- TEXT FOR ANALYSIS
*** Begin section ***

Finally, use of an ecosystem approach, by nature, is adaptive, where assessments are made, priorities established, and actions taken in an iterative fashion for continual learning and continuous improvement. This is very similar to use of total quality management in the industrial and business sectors. Adaptive management, often called learning by doing, is an iterative learning process for continually improving management policies and practices by learning from the outcomes of previously employed policies and practices.

The future

Use of an ecosystem approach in remedial action plans has required cooperative learning that involves stakeholders working in teams to accomplish a common goal and individual and group accountability – each stakeholder is accountable for the outcome. Experience throughout AOCs has shown that successful plans have fostered use of an ecosystem approach, been cleanup- and prevention-driven, made existing programs and statutes work, cut through bureaucracy, established priorities on a local basis and worked to elevate those priorities within state, provincial, and federal governments, ensured strong community-based planning processes, and been affirming, forward-looking processes.

*** End section ***

- WHAT IS REQUIRED
Retype the passage on the ecosystem approach word for word, beginning at the words "Use of an ecosystem approach in" and stopping after "affirming, forward-looking processes.".

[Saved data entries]
*** Begin section ***

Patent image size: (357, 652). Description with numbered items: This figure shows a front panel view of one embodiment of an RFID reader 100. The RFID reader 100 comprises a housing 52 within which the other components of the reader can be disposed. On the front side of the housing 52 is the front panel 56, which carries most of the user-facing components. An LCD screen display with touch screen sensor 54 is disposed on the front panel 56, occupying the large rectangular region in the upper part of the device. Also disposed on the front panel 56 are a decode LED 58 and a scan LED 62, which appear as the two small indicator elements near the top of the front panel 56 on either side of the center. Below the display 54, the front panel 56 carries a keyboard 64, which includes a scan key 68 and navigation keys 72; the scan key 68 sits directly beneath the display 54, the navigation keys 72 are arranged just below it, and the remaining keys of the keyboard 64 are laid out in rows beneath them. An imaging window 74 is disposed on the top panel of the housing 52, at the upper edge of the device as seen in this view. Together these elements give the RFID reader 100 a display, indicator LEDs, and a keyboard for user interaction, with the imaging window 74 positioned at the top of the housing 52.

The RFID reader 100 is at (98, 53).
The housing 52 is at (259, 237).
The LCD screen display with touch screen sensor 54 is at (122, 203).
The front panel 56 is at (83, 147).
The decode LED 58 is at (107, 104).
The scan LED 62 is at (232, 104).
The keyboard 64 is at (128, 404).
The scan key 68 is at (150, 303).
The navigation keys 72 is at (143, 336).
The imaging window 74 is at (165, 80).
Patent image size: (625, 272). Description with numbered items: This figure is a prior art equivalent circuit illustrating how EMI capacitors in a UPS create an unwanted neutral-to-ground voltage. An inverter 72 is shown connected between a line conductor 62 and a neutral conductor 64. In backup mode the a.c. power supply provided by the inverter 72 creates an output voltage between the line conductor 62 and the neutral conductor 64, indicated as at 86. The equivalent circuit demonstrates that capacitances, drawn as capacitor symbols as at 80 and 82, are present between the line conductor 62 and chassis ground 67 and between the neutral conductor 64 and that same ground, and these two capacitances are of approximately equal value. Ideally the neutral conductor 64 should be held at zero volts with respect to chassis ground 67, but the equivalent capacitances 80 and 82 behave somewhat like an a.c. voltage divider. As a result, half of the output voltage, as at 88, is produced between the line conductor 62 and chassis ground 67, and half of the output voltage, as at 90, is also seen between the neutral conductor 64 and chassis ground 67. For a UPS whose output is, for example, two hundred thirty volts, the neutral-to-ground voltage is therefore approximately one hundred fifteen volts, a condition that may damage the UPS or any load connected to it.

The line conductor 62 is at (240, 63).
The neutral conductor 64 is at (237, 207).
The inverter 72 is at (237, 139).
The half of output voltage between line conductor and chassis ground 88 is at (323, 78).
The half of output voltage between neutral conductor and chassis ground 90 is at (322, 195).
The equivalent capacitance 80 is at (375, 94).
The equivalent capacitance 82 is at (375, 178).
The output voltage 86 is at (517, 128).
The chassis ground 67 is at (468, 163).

*** End section ***

- SOLVED PROBLEM
Use of an ecosystem approach in remedial action plans has required cooperative learning that involves stakeholders working in teams to accomplish a common goal and individual and group accountability – each stakeholder is accountable for the outcome. Experience throughout AOCs has shown that successful plans have fostered use of an ecosystem approach, been cleanup- and prevention-driven, made existing programs and statutes work, cut through bureaucracy, established priorities on a local basis and worked to elevate those priorities within state, provincial, and federal governments, ensured strong community-based planning processes, and been affirming, forward-looking processes.